Collect all the lines that mention the word "this".

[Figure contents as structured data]
--- START ---

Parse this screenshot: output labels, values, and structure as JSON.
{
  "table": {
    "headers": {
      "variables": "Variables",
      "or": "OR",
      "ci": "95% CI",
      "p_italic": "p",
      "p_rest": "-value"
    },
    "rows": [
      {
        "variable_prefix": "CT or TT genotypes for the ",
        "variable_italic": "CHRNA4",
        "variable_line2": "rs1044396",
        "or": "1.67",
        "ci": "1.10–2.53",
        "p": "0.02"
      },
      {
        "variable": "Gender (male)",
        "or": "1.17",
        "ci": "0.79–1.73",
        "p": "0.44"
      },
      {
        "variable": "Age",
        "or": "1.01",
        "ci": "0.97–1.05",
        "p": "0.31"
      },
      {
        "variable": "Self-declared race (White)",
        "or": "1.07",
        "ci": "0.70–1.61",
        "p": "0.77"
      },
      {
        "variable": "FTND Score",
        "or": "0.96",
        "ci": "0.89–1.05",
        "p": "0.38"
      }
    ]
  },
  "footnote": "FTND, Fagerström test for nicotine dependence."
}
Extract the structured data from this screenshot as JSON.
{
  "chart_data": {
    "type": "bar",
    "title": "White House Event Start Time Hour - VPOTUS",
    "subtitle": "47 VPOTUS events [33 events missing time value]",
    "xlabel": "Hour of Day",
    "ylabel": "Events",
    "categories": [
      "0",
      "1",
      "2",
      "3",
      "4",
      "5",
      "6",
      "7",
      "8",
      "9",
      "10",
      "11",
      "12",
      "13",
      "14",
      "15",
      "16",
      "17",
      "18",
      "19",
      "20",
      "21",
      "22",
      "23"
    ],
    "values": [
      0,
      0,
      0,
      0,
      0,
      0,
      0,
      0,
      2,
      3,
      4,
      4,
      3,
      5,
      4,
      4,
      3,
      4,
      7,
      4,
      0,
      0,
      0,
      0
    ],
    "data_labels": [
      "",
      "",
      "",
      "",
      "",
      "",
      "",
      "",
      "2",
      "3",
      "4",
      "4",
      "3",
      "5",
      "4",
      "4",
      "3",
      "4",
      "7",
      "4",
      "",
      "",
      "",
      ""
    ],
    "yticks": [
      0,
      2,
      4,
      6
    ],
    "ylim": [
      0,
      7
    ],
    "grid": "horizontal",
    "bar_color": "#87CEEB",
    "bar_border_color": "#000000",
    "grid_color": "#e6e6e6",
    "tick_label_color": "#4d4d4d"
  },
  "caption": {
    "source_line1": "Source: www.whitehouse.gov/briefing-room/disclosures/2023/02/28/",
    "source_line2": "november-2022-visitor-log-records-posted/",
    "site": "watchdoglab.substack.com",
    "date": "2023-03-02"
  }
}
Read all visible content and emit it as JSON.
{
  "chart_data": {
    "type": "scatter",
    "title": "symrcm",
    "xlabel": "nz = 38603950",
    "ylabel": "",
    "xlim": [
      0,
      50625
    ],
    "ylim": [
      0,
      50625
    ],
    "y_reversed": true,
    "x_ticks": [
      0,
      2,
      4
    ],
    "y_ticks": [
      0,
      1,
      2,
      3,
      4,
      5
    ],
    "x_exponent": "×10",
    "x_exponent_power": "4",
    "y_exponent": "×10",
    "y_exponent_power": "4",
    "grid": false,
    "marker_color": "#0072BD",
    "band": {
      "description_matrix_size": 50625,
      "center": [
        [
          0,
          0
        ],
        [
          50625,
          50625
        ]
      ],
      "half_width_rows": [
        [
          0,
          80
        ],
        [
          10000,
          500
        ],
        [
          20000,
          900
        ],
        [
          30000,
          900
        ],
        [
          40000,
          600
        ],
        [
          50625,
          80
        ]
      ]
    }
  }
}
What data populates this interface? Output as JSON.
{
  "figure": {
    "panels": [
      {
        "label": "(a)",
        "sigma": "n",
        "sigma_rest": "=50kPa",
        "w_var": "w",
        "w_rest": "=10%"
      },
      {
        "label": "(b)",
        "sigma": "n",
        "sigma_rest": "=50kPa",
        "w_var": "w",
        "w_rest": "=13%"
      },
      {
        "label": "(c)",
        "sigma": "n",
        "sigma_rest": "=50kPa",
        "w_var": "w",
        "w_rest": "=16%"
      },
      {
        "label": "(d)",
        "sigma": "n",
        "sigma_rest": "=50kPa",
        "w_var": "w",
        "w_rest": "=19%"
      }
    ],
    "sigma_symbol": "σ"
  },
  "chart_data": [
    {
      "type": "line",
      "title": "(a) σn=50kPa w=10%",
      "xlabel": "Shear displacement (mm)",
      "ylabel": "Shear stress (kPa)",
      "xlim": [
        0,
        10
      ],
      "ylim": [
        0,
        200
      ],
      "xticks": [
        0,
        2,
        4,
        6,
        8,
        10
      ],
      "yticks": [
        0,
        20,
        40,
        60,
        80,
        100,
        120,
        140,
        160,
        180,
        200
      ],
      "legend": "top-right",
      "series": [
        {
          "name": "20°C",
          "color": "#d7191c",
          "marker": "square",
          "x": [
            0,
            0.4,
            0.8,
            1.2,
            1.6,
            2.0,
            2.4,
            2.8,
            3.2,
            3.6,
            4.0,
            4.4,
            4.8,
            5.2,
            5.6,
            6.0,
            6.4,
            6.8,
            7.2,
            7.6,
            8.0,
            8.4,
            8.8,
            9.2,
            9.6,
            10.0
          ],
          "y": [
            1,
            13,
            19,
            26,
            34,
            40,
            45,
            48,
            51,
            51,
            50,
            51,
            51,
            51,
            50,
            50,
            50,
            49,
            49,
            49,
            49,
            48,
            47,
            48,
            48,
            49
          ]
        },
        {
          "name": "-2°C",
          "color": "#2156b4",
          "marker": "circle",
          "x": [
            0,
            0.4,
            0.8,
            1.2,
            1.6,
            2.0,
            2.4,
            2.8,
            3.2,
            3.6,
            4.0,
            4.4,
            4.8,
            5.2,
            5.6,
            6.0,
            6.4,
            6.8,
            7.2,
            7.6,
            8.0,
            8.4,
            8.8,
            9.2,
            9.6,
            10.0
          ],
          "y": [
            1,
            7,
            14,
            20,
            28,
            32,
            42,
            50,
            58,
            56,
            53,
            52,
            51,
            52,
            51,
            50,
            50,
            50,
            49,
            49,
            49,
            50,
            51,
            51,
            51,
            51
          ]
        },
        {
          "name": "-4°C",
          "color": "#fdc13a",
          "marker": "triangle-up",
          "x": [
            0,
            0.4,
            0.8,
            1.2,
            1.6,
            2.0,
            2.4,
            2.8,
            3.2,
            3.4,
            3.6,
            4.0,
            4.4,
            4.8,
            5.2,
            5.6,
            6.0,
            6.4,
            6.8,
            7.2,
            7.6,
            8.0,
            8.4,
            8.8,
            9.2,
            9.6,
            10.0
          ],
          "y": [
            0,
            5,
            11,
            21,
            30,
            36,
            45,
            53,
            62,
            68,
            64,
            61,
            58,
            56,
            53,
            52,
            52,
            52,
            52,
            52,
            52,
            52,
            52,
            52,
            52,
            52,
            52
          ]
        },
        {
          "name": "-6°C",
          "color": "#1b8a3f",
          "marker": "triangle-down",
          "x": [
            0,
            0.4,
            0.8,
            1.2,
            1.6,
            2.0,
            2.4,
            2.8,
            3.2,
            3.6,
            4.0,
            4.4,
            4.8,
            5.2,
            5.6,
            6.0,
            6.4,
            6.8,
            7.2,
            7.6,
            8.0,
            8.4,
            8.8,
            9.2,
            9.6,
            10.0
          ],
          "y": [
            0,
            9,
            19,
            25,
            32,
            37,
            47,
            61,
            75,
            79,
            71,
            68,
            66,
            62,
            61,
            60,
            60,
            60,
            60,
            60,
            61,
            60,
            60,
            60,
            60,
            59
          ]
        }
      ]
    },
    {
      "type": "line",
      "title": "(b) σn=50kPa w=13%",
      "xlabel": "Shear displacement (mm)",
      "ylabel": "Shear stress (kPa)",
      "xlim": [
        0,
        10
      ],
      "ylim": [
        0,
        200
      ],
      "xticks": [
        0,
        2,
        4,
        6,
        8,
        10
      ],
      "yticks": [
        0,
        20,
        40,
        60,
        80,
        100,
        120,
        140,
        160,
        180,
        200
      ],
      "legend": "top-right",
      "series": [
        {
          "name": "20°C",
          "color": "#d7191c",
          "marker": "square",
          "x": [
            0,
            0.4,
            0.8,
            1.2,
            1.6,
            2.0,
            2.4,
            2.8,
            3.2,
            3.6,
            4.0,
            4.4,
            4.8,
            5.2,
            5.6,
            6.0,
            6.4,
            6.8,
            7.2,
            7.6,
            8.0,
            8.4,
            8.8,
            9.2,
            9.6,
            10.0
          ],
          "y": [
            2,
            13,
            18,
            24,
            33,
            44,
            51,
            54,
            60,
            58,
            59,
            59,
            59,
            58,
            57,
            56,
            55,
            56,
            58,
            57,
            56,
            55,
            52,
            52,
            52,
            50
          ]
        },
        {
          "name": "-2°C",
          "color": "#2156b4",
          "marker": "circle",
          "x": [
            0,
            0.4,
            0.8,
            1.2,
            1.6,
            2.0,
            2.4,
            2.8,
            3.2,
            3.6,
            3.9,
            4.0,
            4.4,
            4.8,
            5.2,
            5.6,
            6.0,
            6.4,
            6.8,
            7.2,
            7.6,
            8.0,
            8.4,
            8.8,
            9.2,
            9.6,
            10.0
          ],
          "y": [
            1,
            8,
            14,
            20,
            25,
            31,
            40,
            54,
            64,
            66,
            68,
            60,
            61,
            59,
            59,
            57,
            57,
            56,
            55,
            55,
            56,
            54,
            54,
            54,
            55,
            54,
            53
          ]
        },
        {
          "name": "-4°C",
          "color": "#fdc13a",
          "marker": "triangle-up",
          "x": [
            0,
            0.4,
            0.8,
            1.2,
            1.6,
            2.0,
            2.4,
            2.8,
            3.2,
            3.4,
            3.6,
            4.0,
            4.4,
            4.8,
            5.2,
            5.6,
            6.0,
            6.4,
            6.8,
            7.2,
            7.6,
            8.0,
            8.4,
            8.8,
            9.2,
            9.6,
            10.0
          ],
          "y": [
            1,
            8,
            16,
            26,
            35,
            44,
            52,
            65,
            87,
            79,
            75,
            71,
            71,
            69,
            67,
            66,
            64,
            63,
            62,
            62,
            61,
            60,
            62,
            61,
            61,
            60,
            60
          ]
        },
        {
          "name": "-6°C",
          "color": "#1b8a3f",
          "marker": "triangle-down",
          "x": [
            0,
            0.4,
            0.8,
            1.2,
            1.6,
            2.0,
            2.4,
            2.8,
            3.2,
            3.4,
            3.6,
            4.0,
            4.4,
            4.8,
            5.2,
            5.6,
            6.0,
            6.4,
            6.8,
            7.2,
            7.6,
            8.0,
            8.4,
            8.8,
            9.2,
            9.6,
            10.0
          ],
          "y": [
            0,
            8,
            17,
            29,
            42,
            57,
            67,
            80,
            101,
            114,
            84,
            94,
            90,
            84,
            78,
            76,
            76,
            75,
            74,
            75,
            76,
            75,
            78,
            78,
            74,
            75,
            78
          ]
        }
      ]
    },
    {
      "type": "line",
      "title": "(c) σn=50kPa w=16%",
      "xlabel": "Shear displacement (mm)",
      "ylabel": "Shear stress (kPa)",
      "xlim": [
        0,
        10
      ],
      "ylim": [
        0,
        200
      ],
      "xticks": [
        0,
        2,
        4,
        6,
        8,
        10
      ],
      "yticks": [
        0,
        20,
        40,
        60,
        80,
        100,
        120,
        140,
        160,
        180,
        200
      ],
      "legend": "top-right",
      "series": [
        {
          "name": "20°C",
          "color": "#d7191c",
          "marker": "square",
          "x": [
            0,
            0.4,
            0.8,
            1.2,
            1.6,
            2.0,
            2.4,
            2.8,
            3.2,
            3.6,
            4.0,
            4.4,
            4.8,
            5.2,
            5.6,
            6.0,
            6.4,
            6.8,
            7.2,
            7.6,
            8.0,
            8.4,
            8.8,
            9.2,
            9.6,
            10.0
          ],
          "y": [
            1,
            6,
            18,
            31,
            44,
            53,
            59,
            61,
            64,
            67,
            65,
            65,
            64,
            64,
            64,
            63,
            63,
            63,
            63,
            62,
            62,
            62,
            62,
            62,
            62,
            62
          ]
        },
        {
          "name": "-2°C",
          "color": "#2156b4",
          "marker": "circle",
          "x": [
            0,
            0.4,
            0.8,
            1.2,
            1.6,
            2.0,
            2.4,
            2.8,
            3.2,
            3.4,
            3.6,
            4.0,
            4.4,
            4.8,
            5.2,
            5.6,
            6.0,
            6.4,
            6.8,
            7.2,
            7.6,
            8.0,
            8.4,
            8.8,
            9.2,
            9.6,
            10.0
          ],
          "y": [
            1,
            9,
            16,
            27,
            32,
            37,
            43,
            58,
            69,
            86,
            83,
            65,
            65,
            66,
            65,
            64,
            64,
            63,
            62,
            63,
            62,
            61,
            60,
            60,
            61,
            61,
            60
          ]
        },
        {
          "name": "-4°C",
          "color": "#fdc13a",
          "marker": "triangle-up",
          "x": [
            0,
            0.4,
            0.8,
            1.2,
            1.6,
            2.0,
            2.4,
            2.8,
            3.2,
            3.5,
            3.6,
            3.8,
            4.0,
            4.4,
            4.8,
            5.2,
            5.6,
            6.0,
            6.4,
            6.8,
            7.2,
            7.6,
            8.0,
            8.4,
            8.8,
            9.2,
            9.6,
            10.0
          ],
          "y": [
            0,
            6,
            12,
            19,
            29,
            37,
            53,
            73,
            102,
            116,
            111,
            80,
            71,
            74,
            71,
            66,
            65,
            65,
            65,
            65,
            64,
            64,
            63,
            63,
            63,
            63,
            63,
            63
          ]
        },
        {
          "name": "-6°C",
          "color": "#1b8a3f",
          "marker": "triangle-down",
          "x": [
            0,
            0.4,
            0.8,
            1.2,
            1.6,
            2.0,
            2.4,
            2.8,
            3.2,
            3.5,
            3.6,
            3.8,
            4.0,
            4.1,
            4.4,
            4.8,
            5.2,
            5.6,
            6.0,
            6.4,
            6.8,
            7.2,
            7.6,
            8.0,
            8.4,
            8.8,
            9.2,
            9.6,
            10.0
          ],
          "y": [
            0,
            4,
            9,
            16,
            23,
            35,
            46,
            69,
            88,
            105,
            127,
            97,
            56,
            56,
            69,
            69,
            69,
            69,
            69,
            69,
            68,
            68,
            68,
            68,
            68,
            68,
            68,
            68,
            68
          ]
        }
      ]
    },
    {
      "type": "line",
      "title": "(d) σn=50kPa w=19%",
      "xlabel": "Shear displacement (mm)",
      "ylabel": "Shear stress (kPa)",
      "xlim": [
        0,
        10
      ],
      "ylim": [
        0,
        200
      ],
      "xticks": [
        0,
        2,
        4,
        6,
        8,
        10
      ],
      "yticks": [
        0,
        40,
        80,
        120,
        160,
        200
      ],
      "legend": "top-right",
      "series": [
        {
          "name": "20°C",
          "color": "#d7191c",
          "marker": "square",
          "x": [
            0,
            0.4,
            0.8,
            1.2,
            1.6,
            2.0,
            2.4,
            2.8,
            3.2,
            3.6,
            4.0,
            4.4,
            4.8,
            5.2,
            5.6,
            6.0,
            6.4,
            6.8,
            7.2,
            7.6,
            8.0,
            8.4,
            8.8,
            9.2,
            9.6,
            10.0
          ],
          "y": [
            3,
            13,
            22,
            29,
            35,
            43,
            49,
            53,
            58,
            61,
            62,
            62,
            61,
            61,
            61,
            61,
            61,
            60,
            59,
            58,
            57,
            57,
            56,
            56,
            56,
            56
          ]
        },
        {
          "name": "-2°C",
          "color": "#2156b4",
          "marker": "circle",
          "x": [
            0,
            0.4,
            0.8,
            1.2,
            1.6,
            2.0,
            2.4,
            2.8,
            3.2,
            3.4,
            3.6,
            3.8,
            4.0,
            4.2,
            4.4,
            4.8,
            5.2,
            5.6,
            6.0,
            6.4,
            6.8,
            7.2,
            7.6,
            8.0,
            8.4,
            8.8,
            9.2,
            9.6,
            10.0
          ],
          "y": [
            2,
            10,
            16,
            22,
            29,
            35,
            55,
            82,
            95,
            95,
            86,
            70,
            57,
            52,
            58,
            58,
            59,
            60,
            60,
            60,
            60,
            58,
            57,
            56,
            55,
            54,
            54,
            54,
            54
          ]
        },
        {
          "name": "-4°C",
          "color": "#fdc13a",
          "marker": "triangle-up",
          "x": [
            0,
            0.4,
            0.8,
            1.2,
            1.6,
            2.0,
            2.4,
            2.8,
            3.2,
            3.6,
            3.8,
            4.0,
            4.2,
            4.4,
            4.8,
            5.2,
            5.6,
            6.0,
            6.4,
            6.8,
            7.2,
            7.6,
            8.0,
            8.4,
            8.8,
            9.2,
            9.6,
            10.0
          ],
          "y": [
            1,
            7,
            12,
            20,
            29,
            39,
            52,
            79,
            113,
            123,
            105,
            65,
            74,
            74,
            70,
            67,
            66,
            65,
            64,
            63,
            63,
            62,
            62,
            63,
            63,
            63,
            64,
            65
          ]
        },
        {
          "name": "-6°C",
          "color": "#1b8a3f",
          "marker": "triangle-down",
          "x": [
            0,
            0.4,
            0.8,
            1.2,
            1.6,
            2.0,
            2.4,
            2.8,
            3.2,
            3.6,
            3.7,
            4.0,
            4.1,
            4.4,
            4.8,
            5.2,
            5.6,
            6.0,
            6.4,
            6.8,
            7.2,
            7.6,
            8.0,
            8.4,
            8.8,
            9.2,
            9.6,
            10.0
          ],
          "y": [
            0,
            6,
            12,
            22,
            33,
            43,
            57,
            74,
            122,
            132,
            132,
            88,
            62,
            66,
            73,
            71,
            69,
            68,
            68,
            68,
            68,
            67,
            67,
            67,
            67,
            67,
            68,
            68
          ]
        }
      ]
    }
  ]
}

--- END ---

-- Solution below --
Parse this screenshot: output labels, values, and structure as JSON.
Extract the structured data from this screenshot as JSON.
What data populates this interface? Output as JSON.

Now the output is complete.